**Demande de travail**
Dans l'extrait sur le Teyyam, quelles pratiques jugées non orthodoxes sont citées comme touchées par l'atténuation ?

Toutefois, s’il est vrai que notre enquête s’adresse au rituel dans sa forme que l’on dit traditionnelle et que l’on tente de conserver, le Teyyam a donné lieu à beaucoup d’expérimentations, dans le sens donné par Comaroff et Comaroff (1993), et qui ont bien été décrites par Ashley (1993). Selon lui, le Teyyam serait donc devenu une arène où l’on se dispute le sens à lui donner. Ce qui est surprenant, c’est de voir qu’à côté de tant d’expérimentations, de tentatives d’insuffler un sens nouveau au rituel, qui auraient pu faire évoluer la pratique générale du Teyyam, on ait continué à organiser les rituels avec la volonté de conserver une forme dite traditionnelle, et que c’est dans ce contexte que le Teyyam a connu son grand regain de popularité, et non dans ses formes expérimentales qui auraient pu paraître mieux adaptées à la modernité.

Il a aussi été dit par Tarabout (1997) que l’hindouisme était traversé par un courant complexe d’uniformisation de ses pratiques, ainsi qu’une euphémisation, ou une atténuation des pratiques jugées non orthodoxes comme la possession et le sacrifice d’animaux que l’on retrouve dans le Teyyam. Un ensemble de facteurs peuvent expliquer ces changements, comme l’implication de l’État dans l’administration des temples, l’arrivée de nouveaux acteurs de la classe moyenne et de leur implication dans les activités rituelles, ainsi que l’influence des médias. Tout cela fait dire à Tarabout que cette tendance à l’uniformisation devrait se poursuivre, cependant, en l’absence d’autorité englobante pour l’hindouisme, cette évolution risque d’être diverse et même contradictoire. Si dans certains cas, on voudra réformer les activités de certains sanctuaires selon une direction plus brahmanique, il mentionne aussi des

contre-courants importants et la continuité de traditions où l’on retrouve des sacrifices, et des rites plus empreints de violence associés à des traditions de basses castes. On pourrait penser que la persistance des activités du Teyyam dans une forme que l’on essaie de préserver pourrait constituer une forme de contre-courant. Par contre, Tarabout ajoute que certains de ces facteurs ont aussi pu mener à une augmentation des activités de culte, mais il y voit surtout des causes sociales, et il indique qu’il ne faudrait pas y voir nécessairement un retour du religieux.

**Liste des entrées**
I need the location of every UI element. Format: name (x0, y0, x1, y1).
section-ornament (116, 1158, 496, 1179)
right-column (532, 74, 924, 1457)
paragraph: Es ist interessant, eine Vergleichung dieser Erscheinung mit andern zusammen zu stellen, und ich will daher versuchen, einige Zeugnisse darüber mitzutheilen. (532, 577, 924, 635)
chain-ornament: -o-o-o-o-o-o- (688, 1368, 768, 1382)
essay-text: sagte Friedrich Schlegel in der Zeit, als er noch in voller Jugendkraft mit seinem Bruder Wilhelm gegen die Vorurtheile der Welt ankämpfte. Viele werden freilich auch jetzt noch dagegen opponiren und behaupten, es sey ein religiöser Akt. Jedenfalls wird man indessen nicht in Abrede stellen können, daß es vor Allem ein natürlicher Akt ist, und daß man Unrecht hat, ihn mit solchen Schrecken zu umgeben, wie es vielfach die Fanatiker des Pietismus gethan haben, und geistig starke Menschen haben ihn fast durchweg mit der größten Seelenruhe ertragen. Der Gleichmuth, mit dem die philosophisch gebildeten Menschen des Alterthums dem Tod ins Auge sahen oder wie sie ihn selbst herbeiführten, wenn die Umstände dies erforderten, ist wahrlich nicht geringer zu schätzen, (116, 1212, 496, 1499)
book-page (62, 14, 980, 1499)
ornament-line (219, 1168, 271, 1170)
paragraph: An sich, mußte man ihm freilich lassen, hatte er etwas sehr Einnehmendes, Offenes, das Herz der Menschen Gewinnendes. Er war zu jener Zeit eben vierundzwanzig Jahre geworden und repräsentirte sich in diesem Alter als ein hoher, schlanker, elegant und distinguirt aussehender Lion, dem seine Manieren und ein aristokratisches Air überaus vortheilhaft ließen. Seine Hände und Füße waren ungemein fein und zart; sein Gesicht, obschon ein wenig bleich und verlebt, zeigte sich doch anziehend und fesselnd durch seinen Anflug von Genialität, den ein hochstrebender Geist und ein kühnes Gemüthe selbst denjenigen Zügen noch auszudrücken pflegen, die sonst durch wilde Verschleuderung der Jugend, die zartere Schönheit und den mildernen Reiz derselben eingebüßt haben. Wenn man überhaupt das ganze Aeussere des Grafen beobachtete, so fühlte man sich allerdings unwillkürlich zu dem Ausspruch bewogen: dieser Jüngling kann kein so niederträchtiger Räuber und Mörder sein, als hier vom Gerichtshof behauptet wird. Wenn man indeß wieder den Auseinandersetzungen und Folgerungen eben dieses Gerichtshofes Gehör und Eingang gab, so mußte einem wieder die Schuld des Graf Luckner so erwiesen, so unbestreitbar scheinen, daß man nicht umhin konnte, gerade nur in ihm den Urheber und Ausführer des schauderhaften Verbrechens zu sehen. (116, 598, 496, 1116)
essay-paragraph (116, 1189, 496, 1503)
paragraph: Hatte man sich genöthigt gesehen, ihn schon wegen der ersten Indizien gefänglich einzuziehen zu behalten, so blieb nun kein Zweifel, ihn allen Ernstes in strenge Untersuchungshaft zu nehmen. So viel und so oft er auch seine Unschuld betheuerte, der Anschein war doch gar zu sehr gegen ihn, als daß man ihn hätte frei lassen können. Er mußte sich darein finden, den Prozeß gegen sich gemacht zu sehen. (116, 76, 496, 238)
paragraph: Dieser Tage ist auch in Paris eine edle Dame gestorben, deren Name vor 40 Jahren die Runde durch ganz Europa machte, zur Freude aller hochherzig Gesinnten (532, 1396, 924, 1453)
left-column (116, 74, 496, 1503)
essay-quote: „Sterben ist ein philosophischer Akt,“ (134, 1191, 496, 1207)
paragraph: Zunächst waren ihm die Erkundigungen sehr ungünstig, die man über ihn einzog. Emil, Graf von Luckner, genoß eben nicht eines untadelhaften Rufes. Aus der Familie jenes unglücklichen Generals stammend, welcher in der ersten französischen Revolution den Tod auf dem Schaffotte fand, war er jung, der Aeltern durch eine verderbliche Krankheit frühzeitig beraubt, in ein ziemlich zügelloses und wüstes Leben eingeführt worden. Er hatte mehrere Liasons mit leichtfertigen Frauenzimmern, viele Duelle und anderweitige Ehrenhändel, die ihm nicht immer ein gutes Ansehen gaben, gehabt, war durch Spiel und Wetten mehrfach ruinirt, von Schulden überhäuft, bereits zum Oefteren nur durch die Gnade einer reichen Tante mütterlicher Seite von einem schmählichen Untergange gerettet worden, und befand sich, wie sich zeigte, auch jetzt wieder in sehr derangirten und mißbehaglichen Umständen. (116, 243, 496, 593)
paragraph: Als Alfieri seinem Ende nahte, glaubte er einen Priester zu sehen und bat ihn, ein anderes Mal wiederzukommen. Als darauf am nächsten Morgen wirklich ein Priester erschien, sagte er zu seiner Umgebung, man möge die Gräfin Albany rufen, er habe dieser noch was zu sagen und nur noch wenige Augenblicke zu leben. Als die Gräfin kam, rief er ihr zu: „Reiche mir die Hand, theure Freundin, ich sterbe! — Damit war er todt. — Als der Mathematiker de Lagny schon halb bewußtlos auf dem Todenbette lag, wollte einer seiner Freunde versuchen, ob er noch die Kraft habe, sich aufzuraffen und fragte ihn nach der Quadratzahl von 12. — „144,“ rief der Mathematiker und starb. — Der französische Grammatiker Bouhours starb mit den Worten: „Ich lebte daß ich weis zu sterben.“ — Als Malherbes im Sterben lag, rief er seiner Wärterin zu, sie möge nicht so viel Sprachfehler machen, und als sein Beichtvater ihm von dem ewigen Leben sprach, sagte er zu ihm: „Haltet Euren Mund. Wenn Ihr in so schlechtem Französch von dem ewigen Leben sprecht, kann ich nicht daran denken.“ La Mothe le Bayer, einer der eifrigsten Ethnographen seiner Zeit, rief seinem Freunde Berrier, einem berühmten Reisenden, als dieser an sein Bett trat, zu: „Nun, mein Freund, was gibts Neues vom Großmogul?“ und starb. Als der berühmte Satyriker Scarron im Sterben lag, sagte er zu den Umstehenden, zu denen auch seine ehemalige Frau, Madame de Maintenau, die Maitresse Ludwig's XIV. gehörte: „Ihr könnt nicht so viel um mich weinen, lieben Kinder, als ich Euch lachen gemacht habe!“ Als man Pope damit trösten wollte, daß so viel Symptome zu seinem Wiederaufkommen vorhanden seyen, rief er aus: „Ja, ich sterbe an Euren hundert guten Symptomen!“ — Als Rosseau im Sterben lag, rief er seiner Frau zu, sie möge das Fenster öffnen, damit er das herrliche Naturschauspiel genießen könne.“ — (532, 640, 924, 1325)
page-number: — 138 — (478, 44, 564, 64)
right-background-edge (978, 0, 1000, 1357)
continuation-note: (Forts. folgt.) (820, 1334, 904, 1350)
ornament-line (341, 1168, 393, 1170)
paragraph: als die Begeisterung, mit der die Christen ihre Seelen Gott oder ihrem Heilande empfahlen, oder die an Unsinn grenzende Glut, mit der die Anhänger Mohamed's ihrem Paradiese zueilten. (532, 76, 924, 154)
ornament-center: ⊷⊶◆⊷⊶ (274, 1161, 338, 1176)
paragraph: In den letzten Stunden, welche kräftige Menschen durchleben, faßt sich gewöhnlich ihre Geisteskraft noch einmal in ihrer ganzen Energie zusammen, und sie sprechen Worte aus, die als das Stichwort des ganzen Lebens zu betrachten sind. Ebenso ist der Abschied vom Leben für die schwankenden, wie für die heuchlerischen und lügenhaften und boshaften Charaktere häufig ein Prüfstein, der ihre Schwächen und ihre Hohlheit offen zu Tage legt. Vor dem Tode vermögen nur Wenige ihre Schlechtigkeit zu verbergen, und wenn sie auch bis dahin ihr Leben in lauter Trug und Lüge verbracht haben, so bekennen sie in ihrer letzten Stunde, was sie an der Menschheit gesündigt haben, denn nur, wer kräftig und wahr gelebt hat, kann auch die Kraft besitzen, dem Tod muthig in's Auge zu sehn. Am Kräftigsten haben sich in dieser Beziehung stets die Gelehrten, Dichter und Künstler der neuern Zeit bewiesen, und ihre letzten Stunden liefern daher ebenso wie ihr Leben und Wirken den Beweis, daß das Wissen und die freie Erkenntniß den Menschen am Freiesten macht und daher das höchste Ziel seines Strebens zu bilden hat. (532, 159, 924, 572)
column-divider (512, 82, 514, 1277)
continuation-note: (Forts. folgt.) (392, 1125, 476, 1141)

**Réponse à l'exercice**
La possession et le sacrifice d'animaux.